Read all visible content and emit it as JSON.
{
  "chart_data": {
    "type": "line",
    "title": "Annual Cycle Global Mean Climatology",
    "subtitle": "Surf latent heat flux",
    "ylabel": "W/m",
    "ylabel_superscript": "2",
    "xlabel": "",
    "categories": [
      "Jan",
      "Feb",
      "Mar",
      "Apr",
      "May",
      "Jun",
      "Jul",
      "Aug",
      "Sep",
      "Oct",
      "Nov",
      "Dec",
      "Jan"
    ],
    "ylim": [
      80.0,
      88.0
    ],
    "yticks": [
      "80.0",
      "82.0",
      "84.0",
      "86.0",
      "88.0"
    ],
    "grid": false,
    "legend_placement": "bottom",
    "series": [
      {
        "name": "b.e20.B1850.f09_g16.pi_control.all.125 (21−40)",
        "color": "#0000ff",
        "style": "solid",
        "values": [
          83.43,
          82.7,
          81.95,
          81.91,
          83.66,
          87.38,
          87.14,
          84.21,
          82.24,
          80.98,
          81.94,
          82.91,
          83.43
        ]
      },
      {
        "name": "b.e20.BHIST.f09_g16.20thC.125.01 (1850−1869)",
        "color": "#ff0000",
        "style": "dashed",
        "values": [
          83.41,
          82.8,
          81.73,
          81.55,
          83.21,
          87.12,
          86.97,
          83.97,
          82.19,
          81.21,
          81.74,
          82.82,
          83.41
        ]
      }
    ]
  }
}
• • • •
# Short problem:
Every entry needs to be retyped exactly.

# Completed exercise:
Read all visible content and emit it as JSON.
{
  "chart_data": {
    "type": "line",
    "title": "Annual Cycle Global Mean Climatology",
    "subtitle": "Surf latent heat flux",
    "ylabel": "W/m",
    "ylabel_superscript": "2",
    "xlabel": "",
    "categories": [
      "Jan",
      "Feb",
      "Mar",
      "Apr",
      "May",
      "Jun",
      "Jul",
      "Aug",
      "Sep",
      "Oct",
      "Nov",
      "Dec",
      "Jan"
    ],
    "ylim": [
      80.0,
      88.0
    ],
    "yticks": [
      "80.0",
      "82.0",
      "84.0",
      "86.0",
      "88.0"
    ],
    "grid": false,
    "legend_placement": "bottom",
    "series": [
      {
        "name": "b.e20.B1850.f09_g16.pi_control.all.125 (21−40)",
        "color": "#0000ff",
        "style": "solid",
        "values": [
          83.43,
          82.7,
          81.95,
          81.91,
          83.66,
          87.38,
          87.14,
          84.21,
          82.24,
          80.98,
          81.94,
          82.91,
          83.43
        ]
      },
      {
        "name": "b.e20.BHIST.f09_g16.20thC.125.01 (1850−1869)",
        "color": "#ff0000",
        "style": "dashed",
        "values": [
          83.41,
          82.8,
          81.73,
          81.55,
          83.21,
          87.12,
          86.97,
          83.97,
          82.19,
          81.21,
          81.74,
          82.82,
          83.41
        ]
      }
    ]
  }
}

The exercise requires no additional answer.